*Input rows*.
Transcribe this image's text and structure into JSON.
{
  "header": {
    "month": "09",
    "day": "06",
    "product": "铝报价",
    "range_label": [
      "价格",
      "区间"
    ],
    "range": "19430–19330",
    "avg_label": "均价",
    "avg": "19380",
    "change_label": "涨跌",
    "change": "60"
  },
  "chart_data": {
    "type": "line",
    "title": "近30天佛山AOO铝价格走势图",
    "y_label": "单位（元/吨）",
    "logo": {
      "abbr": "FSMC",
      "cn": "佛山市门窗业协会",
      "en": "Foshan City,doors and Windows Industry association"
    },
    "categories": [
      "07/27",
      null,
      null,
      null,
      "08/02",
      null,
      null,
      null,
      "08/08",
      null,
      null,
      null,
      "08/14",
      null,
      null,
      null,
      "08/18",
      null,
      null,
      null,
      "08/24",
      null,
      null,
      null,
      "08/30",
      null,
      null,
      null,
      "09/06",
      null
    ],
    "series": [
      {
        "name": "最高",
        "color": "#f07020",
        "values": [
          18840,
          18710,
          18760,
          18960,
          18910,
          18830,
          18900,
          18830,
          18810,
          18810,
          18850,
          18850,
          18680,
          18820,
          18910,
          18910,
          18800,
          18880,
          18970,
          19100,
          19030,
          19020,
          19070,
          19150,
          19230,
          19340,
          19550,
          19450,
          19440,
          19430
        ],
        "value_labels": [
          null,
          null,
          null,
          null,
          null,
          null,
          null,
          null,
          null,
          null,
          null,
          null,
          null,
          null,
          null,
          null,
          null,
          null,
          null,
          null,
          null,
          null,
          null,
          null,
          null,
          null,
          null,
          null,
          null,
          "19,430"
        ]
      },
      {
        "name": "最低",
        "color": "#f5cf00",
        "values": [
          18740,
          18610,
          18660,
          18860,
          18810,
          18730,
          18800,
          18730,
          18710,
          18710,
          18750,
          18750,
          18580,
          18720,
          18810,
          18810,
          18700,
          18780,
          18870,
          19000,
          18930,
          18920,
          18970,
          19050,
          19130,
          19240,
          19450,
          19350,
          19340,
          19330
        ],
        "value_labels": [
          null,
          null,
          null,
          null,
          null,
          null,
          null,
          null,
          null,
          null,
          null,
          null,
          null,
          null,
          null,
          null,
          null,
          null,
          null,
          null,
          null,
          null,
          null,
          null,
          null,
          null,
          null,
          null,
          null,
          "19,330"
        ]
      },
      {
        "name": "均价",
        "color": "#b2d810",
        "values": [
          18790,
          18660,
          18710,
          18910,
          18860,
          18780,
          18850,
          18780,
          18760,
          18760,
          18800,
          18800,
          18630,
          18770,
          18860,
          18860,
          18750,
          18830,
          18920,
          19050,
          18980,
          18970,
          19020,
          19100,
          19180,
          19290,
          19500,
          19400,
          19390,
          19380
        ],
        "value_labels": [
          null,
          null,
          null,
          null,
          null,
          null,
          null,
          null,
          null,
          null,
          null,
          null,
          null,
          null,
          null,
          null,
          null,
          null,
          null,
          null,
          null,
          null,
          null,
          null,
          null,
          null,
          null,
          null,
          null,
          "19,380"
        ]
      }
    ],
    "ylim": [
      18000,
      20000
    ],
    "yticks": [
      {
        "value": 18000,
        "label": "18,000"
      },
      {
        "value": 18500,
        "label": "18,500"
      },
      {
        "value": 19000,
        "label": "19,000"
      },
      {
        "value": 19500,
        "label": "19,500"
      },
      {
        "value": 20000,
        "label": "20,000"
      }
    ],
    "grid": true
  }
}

*Task directions*. Write out all the entries exactly.

*Answer in full*.
Transcribe this image's text and structure into JSON.
{
  "header": {
    "month": "09",
    "day": "06",
    "product": "铝报价",
    "range_label": [
      "价格",
      "区间"
    ],
    "range": "19430–19330",
    "avg_label": "均价",
    "avg": "19380",
    "change_label": "涨跌",
    "change": "60"
  },
  "chart_data": {
    "type": "line",
    "title": "近30天佛山AOO铝价格走势图",
    "y_label": "单位（元/吨）",
    "logo": {
      "abbr": "FSMC",
      "cn": "佛山市门窗业协会",
      "en": "Foshan City,doors and Windows Industry association"
    },
    "categories": [
      "07/27",
      null,
      null,
      null,
      "08/02",
      null,
      null,
      null,
      "08/08",
      null,
      null,
      null,
      "08/14",
      null,
      null,
      null,
      "08/18",
      null,
      null,
      null,
      "08/24",
      null,
      null,
      null,
      "08/30",
      null,
      null,
      null,
      "09/06",
      null
    ],
    "series": [
      {
        "name": "最高",
        "color": "#f07020",
        "values": [
          18840,
          18710,
          18760,
          18960,
          18910,
          18830,
          18900,
          18830,
          18810,
          18810,
          18850,
          18850,
          18680,
          18820,
          18910,
          18910,
          18800,
          18880,
          18970,
          19100,
          19030,
          19020,
          19070,
          19150,
          19230,
          19340,
          19550,
          19450,
          19440,
          19430
        ],
        "value_labels": [
          null,
          null,
          null,
          null,
          null,
          null,
          null,
          null,
          null,
          null,
          null,
          null,
          null,
          null,
          null,
          null,
          null,
          null,
          null,
          null,
          null,
          null,
          null,
          null,
          null,
          null,
          null,
          null,
          null,
          "19,430"
        ]
      },
      {
        "name": "最低",
        "color": "#f5cf00",
        "values": [
          18740,
          18610,
          18660,
          18860,
          18810,
          18730,
          18800,
          18730,
          18710,
          18710,
          18750,
          18750,
          18580,
          18720,
          18810,
          18810,
          18700,
          18780,
          18870,
          19000,
          18930,
          18920,
          18970,
          19050,
          19130,
          19240,
          19450,
          19350,
          19340,
          19330
        ],
        "value_labels": [
          null,
          null,
          null,
          null,
          null,
          null,
          null,
          null,
          null,
          null,
          null,
          null,
          null,
          null,
          null,
          null,
          null,
          null,
          null,
          null,
          null,
          null,
          null,
          null,
          null,
          null,
          null,
          null,
          null,
          "19,330"
        ]
      },
      {
        "name": "均价",
        "color": "#b2d810",
        "values": [
          18790,
          18660,
          18710,
          18910,
          18860,
          18780,
          18850,
          18780,
          18760,
          18760,
          18800,
          18800,
          18630,
          18770,
          18860,
          18860,
          18750,
          18830,
          18920,
          19050,
          18980,
          18970,
          19020,
          19100,
          19180,
          19290,
          19500,
          19400,
          19390,
          19380
        ],
        "value_labels": [
          null,
          null,
          null,
          null,
          null,
          null,
          null,
          null,
          null,
          null,
          null,
          null,
          null,
          null,
          null,
          null,
          null,
          null,
          null,
          null,
          null,
          null,
          null,
          null,
          null,
          null,
          null,
          null,
          null,
          "19,380"
        ]
      }
    ],
    "ylim": [
      18000,
      20000
    ],
    "yticks": [
      {
        "value": 18000,
        "label": "18,000"
      },
      {
        "value": 18500,
        "label": "18,500"
      },
      {
        "value": 19000,
        "label": "19,000"
      },
      {
        "value": 19500,
        "label": "19,500"
      },
      {
        "value": 20000,
        "label": "20,000"
      }
    ],
    "grid": true
  }
}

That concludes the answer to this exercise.